◆ Given request ◆
Pull each line containing "name" out of the data and copy it.

>> begin Material supplied

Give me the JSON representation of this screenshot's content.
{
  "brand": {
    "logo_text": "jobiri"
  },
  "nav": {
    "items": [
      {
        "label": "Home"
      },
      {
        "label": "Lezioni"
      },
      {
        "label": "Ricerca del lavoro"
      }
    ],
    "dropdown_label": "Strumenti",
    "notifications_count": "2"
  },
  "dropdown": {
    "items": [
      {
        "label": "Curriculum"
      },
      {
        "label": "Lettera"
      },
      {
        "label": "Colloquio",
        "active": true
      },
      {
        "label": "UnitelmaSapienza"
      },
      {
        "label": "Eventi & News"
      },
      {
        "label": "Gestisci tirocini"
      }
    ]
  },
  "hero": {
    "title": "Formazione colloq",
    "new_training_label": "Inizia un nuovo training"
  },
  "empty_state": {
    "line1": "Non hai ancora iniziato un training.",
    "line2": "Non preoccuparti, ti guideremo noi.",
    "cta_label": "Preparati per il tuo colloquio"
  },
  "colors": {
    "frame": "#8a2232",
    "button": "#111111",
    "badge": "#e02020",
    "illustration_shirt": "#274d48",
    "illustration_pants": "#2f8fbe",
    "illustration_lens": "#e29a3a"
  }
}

>> end Material supplied
>> begin Material supplied

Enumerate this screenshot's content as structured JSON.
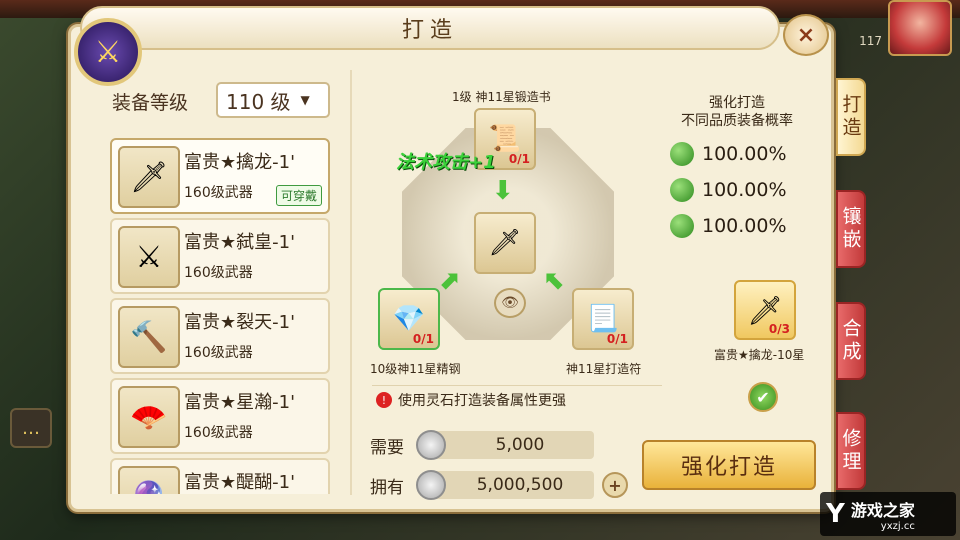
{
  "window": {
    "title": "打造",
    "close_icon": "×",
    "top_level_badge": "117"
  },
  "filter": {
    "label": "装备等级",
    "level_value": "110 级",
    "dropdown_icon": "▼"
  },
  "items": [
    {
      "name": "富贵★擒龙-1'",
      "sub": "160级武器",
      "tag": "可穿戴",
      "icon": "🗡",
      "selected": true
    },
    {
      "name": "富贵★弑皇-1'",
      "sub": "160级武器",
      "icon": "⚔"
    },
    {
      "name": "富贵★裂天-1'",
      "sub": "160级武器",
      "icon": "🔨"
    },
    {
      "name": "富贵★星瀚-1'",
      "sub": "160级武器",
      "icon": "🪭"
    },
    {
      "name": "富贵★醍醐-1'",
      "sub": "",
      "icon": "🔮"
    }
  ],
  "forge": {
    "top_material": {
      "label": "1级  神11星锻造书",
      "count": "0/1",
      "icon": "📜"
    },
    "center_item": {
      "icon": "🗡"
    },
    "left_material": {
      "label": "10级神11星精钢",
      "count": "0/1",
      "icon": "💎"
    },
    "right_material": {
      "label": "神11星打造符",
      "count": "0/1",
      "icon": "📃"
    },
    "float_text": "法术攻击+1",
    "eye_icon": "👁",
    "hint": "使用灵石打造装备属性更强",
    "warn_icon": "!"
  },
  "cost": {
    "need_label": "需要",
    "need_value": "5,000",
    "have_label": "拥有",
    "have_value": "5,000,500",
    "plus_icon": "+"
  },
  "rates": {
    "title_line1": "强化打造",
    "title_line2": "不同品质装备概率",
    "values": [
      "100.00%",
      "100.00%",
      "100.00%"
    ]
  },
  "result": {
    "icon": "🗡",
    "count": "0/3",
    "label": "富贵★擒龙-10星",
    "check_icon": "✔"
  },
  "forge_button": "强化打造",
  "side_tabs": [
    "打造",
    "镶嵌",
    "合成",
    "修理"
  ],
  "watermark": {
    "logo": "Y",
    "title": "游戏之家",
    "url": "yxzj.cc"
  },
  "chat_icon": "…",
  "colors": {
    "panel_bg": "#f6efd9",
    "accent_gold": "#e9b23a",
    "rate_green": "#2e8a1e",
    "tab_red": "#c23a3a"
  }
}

>> end Material supplied

◆ Result for this task ◆
      "name": "富贵★擒龙-1'",
      "name": "富贵★弑皇-1'",
      "name": "富贵★裂天-1'",
      "name": "富贵★星瀚-1'",
      "name": "富贵★醍醐-1'",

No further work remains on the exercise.